[Problem set]
- 1) Check each statement against the text on CNC and SLA model-making. For each, answer yes or no and quote the words from the text that decide it.
(a) Foam offcuts are rarely recyclable, especially once adhesives or paints are applied.
(b) Dust extraction systems in CNC workshops run only at the end of the process.
(c) Modern SLA machines can print volumes of 750 × 750 × 550 mm.
- 2) Carry on the text about CNC and SLA model-making, starting right after its last sentence.

[Source extract]
##########
For design studios aiming to cut their environmental footprint, waste is no longer just a workshop problem—it’s a reputational and strategic concern.
Foam and CNC: Subtractive Speed with Heavy Offcuts
CNC routing with foam or model board has been a mainstay for decades. It’s fast, relatively low-cost, and allows big volumes to be shaped quickly. However, its subtractive nature means that waste is built into the process.
How CNC Works in Model-Making
A block of foam or dense polyurethane board is fixed onto the CNC bed. A router bit cuts away material layer by layer until the desired contours and building forms are revealed. The process is guided by CAD/CAM software.
Where Waste Arises
Offcuts and dust: For every piece shaped, there are chips, dust, and unused sections of board. These offcuts are rarely recyclable, especially once adhesives or paints are applied.
Over-sized stock: To ensure coverage, makers often start with larger blocks than needed, leading to excess trimming.
Revisions and re-runs: Planning models often change mid-process. If a design update arrives after milling, an entire sheet may become redundant.
Packaging and transport: Foam panels are bulky and fragile. They need protective wrapping, increasing material use for delivery.
The Environmental Impact
CNC workshops require dust extraction systems running throughout the process. These consume additional energy and rely on filters that need replacement. While foam itself is lightweight, its production is energy-intensive, and its disposal is problematic due to contamination and low recyclability.
In short, CNC’s efficiency at shaping comes at the cost of significant physical waste.
Large-Format SLA: Additive Precision with Smart Material Use
Large-format SLA 3D printing flips the equation. Instead of carving away from a block, it builds up models layer by layer using liquid photopolymer resin cured by lasers or UV light.
How SLA Works
A build platform lowers into a vat of resin. A laser selectively cures areas layer by layer until the model is complete. With modern machines capable of printing volumes of 750 × 750 × 550 mm, entire site sections can be produced in one piece.
##########
[Supplied data]
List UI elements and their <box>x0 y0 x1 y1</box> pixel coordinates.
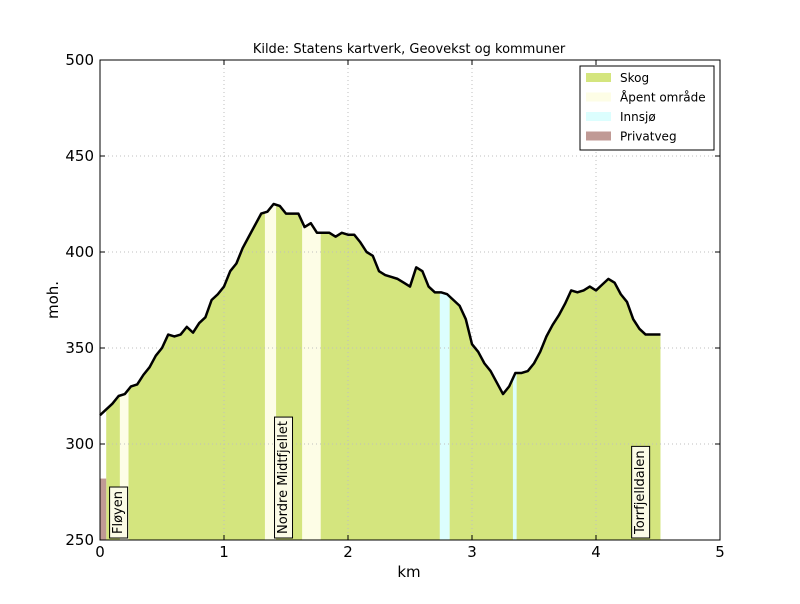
##########
[Responses]
- 1)
(a) Yes: "These offcuts are rarely recyclable, especially once adhesives or paints are applied."
(b) No: "CNC workshops require dust extraction systems running throughout the process."
(c) Yes: "With modern machines capable of printing volumes of 750 × 750 × 550 mm"

- 2)
Where SLA Saves Waste
Material efficiency: Only the model’s geometry is printed. Hollowing and lightweight lattice infill reduce resin use without sacrificing strength.
Support optimization: Clever orientation and custom supports cut down on excess material.
Part consolidation: SLA can combine multiple details into one print, avoiding the need for separate milling and gluing stages.
Reusable components: Printed tiles, façades, or street blocks can be re-painted and repurposed across projects.
Post-Processing Waste
SLA isn’t perfectly clean. Supports must be clipped, and models are rinsed in solvents like IPA. Gloves, paper towels, and used resin add up. But compared with bags of foam offcuts and bins of dust, the scale of waste is far smaller and easier to manage.
Comparing Energy and Operational Impacts
Energy Demand
CNC: Energy spikes while cutting. Dust extraction and ventilation systems run continuously. Large jobs may require several machine hours, but once cutting stops, so does consumption.
SLA: Printers consume energy steadily throughout long builds, often overnight. Post-curing also uses UV ovens. However, batch printing multiple parts on one platform can improve efficiency.
Emissions and Health
CNC workshops create fine dust particles that require protective equipment and extraction to safeguard staff health.
SLA workshops avoid airborne particulates but involve handling liquid resins, which require gloves and proper disposal.
Both methods carry environmental and health considerations, but SLA eliminates the problem of airborne foam dust—an often-overlooked hazard.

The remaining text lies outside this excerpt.